[SET TASK]: Return each entry exactly, omitting nothing.

(Rows from a figure dataset)
++++++
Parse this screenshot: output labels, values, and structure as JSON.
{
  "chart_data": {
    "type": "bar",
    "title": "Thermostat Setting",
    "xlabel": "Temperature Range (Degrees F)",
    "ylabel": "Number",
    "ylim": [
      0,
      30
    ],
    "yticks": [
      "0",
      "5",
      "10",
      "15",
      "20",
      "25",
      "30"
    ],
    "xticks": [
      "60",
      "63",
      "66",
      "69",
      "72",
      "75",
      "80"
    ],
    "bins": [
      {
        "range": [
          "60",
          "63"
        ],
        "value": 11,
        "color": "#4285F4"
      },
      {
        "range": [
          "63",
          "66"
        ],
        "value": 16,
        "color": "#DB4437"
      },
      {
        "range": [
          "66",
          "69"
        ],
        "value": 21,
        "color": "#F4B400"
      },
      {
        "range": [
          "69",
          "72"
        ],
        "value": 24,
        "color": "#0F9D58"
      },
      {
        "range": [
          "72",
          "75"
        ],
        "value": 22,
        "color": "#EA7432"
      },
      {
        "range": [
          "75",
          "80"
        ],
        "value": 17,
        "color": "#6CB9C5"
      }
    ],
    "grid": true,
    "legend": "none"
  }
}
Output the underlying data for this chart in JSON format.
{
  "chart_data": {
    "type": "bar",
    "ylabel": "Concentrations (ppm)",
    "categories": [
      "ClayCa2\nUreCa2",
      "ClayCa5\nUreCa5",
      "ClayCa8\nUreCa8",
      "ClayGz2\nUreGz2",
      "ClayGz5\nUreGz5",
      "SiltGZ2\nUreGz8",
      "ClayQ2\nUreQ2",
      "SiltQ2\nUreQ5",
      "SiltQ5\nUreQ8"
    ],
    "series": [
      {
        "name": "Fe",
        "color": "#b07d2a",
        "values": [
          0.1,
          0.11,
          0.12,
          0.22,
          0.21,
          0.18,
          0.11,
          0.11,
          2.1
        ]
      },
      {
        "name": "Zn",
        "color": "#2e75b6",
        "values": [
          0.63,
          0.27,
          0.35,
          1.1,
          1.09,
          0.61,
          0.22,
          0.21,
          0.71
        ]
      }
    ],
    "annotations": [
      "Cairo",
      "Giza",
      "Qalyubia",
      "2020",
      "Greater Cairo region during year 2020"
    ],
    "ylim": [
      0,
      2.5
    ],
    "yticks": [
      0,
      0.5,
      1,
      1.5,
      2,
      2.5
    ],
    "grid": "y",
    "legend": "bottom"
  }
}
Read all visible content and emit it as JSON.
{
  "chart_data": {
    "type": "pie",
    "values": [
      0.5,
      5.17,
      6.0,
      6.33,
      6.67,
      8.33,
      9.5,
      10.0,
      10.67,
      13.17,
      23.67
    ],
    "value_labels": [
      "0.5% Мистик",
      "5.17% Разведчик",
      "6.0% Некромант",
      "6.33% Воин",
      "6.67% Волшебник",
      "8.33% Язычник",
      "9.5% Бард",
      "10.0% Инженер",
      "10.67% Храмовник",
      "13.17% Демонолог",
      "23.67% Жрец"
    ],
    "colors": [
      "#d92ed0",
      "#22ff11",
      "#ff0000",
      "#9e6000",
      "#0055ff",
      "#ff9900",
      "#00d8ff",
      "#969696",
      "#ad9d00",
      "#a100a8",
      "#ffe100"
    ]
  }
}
++++++
[WRITTEN RESPONSE]:
Parse this screenshot: output labels, values, and structure as JSON.
{
  "chart_data": {
    "type": "bar",
    "title": "Thermostat Setting",
    "xlabel": "Temperature Range (Degrees F)",
    "ylabel": "Number",
    "ylim": [
      0,
      30
    ],
    "yticks": [
      "0",
      "5",
      "10",
      "15",
      "20",
      "25",
      "30"
    ],
    "xticks": [
      "60",
      "63",
      "66",
      "69",
      "72",
      "75",
      "80"
    ],
    "bins": [
      {
        "range": [
          "60",
          "63"
        ],
        "value": 11,
        "color": "#4285F4"
      },
      {
        "range": [
          "63",
          "66"
        ],
        "value": 16,
        "color": "#DB4437"
      },
      {
        "range": [
          "66",
          "69"
        ],
        "value": 21,
        "color": "#F4B400"
      },
      {
        "range": [
          "69",
          "72"
        ],
        "value": 24,
        "color": "#0F9D58"
      },
      {
        "range": [
          "72",
          "75"
        ],
        "value": 22,
        "color": "#EA7432"
      },
      {
        "range": [
          "75",
          "80"
        ],
        "value": 17,
        "color": "#6CB9C5"
      }
    ],
    "grid": true,
    "legend": "none"
  }
}
Output the underlying data for this chart in JSON format.
{
  "chart_data": {
    "type": "bar",
    "ylabel": "Concentrations (ppm)",
    "categories": [
      "ClayCa2\nUreCa2",
      "ClayCa5\nUreCa5",
      "ClayCa8\nUreCa8",
      "ClayGz2\nUreGz2",
      "ClayGz5\nUreGz5",
      "SiltGZ2\nUreGz8",
      "ClayQ2\nUreQ2",
      "SiltQ2\nUreQ5",
      "SiltQ5\nUreQ8"
    ],
    "series": [
      {
        "name": "Fe",
        "color": "#b07d2a",
        "values": [
          0.1,
          0.11,
          0.12,
          0.22,
          0.21,
          0.18,
          0.11,
          0.11,
          2.1
        ]
      },
      {
        "name": "Zn",
        "color": "#2e75b6",
        "values": [
          0.63,
          0.27,
          0.35,
          1.1,
          1.09,
          0.61,
          0.22,
          0.21,
          0.71
        ]
      }
    ],
    "annotations": [
      "Cairo",
      "Giza",
      "Qalyubia",
      "2020",
      "Greater Cairo region during year 2020"
    ],
    "ylim": [
      0,
      2.5
    ],
    "yticks": [
      0,
      0.5,
      1,
      1.5,
      2,
      2.5
    ],
    "grid": "y",
    "legend": "bottom"
  }
}
Read all visible content and emit it as JSON.
{
  "chart_data": {
    "type": "pie",
    "values": [
      0.5,
      5.17,
      6.0,
      6.33,
      6.67,
      8.33,
      9.5,
      10.0,
      10.67,
      13.17,
      23.67
    ],
    "value_labels": [
      "0.5% Мистик",
      "5.17% Разведчик",
      "6.0% Некромант",
      "6.33% Воин",
      "6.67% Волшебник",
      "8.33% Язычник",
      "9.5% Бард",
      "10.0% Инженер",
      "10.67% Храмовник",
      "13.17% Демонолог",
      "23.67% Жрец"
    ],
    "colors": [
      "#d92ed0",
      "#22ff11",
      "#ff0000",
      "#9e6000",
      "#0055ff",
      "#ff9900",
      "#00d8ff",
      "#969696",
      "#ad9d00",
      "#a100a8",
      "#ffe100"
    ]
  }
}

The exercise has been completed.